What this task involves: Filter the entries and keep only the lines where the string "USDCHF" appears.

Material for the task:
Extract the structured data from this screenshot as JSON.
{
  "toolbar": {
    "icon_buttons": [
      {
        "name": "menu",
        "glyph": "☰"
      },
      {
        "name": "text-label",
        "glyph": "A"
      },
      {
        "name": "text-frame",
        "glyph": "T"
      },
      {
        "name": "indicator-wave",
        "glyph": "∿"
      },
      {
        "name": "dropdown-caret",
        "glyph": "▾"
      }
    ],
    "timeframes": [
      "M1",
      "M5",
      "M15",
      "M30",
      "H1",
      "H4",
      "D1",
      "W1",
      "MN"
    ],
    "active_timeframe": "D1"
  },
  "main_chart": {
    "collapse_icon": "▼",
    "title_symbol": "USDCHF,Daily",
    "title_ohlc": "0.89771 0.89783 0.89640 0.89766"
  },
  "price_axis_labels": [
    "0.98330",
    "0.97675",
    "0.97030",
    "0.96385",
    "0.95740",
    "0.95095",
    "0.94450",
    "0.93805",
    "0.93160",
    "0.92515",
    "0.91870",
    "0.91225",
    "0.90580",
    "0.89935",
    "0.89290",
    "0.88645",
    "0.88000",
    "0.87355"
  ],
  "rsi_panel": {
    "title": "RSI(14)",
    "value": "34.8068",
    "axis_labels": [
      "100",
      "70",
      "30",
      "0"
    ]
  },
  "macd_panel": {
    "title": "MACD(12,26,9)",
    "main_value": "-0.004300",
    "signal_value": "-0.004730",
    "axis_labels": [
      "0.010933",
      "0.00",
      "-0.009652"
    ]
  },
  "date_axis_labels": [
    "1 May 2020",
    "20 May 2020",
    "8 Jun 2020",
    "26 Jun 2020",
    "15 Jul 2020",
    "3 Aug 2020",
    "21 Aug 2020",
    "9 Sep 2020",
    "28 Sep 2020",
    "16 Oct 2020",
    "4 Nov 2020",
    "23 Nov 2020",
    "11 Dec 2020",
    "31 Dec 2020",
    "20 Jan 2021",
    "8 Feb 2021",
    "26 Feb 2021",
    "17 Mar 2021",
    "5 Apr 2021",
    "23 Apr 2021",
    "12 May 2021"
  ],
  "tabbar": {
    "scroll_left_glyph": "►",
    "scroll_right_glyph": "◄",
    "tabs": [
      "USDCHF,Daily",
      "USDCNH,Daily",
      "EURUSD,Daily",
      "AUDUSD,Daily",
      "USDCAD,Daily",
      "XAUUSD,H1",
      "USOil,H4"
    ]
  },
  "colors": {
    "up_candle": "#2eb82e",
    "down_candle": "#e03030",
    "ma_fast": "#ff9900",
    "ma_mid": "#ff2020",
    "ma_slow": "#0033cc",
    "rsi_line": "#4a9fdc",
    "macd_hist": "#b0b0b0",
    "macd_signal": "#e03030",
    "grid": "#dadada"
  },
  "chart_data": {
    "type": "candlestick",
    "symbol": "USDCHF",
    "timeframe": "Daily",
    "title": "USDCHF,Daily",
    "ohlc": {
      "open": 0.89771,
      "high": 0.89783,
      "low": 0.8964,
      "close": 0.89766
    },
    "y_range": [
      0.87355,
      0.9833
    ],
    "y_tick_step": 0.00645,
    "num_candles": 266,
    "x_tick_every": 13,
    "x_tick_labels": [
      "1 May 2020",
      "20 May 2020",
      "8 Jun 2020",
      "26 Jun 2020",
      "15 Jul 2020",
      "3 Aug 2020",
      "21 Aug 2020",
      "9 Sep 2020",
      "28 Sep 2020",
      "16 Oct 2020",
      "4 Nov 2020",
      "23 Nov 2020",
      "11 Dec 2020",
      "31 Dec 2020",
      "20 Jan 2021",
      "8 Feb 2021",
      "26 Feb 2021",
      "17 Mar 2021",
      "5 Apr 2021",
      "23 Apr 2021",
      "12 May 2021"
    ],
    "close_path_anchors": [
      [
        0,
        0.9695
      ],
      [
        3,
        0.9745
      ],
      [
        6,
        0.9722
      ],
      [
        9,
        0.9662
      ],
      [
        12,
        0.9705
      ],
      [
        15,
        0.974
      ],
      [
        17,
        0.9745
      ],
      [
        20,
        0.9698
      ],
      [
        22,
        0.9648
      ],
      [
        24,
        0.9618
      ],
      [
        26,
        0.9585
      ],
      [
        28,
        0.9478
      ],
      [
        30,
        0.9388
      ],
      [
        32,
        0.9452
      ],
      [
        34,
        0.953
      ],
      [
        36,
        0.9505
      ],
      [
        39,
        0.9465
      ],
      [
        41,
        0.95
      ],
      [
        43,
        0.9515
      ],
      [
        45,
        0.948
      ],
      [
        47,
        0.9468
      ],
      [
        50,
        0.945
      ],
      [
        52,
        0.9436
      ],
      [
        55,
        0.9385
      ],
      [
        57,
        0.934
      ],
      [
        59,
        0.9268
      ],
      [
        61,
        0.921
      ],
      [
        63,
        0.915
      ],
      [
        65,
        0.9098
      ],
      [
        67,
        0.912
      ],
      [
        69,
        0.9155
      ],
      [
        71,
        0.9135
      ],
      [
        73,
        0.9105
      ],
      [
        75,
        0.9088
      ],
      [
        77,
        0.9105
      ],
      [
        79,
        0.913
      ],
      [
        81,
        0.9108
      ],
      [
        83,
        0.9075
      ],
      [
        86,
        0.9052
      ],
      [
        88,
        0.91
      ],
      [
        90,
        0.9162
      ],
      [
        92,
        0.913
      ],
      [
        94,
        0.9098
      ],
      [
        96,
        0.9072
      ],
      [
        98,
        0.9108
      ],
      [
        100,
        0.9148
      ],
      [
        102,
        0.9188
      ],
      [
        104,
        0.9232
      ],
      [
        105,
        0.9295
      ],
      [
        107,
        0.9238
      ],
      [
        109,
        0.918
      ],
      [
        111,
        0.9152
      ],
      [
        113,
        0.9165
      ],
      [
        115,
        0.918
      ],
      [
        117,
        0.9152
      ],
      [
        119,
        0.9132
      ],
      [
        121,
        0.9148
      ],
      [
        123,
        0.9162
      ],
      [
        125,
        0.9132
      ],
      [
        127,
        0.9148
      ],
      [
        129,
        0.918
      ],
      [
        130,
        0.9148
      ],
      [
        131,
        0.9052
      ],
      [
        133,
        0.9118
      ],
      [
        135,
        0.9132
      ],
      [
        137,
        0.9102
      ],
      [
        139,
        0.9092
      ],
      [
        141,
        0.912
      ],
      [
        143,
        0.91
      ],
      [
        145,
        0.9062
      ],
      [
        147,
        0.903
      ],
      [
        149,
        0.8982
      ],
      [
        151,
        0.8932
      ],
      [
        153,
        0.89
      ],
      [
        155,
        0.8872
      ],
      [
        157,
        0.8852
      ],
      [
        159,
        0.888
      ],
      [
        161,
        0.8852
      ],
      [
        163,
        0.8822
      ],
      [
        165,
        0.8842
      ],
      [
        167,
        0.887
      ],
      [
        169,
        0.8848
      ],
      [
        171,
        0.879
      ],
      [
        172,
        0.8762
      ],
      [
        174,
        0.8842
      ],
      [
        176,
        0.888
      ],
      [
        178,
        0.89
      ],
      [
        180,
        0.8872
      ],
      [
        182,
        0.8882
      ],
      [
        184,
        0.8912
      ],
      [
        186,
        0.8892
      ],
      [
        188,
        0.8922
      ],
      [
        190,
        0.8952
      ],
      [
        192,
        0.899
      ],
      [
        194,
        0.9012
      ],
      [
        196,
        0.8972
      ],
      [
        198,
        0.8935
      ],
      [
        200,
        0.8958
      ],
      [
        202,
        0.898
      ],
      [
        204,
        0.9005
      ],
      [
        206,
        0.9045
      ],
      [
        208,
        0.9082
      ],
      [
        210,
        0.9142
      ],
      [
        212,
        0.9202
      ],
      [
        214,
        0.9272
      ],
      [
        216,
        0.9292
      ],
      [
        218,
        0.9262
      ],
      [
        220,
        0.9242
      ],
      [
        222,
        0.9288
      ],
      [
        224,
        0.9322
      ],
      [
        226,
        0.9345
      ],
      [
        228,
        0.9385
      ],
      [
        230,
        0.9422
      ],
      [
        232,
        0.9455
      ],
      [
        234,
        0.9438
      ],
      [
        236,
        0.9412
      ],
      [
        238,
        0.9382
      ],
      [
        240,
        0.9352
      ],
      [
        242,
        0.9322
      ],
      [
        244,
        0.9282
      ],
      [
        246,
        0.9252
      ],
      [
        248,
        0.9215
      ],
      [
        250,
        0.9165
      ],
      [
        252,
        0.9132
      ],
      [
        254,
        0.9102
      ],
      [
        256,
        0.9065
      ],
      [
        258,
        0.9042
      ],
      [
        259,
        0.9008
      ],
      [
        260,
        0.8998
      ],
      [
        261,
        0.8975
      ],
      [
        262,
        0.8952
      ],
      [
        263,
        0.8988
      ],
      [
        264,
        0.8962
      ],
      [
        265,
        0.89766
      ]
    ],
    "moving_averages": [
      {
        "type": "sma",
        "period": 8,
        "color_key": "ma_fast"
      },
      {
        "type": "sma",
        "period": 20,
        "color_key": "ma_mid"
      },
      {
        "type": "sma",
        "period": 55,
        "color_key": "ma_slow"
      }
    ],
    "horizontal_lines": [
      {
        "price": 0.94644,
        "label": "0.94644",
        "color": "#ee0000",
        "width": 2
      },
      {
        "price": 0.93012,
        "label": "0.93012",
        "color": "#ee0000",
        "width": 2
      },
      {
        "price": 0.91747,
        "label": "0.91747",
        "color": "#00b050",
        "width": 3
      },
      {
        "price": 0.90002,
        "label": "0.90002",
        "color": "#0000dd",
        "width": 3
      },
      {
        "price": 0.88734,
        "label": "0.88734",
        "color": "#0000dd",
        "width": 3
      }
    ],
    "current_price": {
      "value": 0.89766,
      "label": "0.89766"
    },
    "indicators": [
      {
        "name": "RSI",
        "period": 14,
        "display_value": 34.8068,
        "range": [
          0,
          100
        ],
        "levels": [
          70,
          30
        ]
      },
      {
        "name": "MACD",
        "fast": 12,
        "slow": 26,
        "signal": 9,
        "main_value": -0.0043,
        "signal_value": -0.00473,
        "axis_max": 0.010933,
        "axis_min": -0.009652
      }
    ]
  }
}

Solution to the problem:
    "title_symbol": "USDCHF,Daily",
      "USDCHF,Daily",
    "symbol": "USDCHF",
    "title": "USDCHF,Daily",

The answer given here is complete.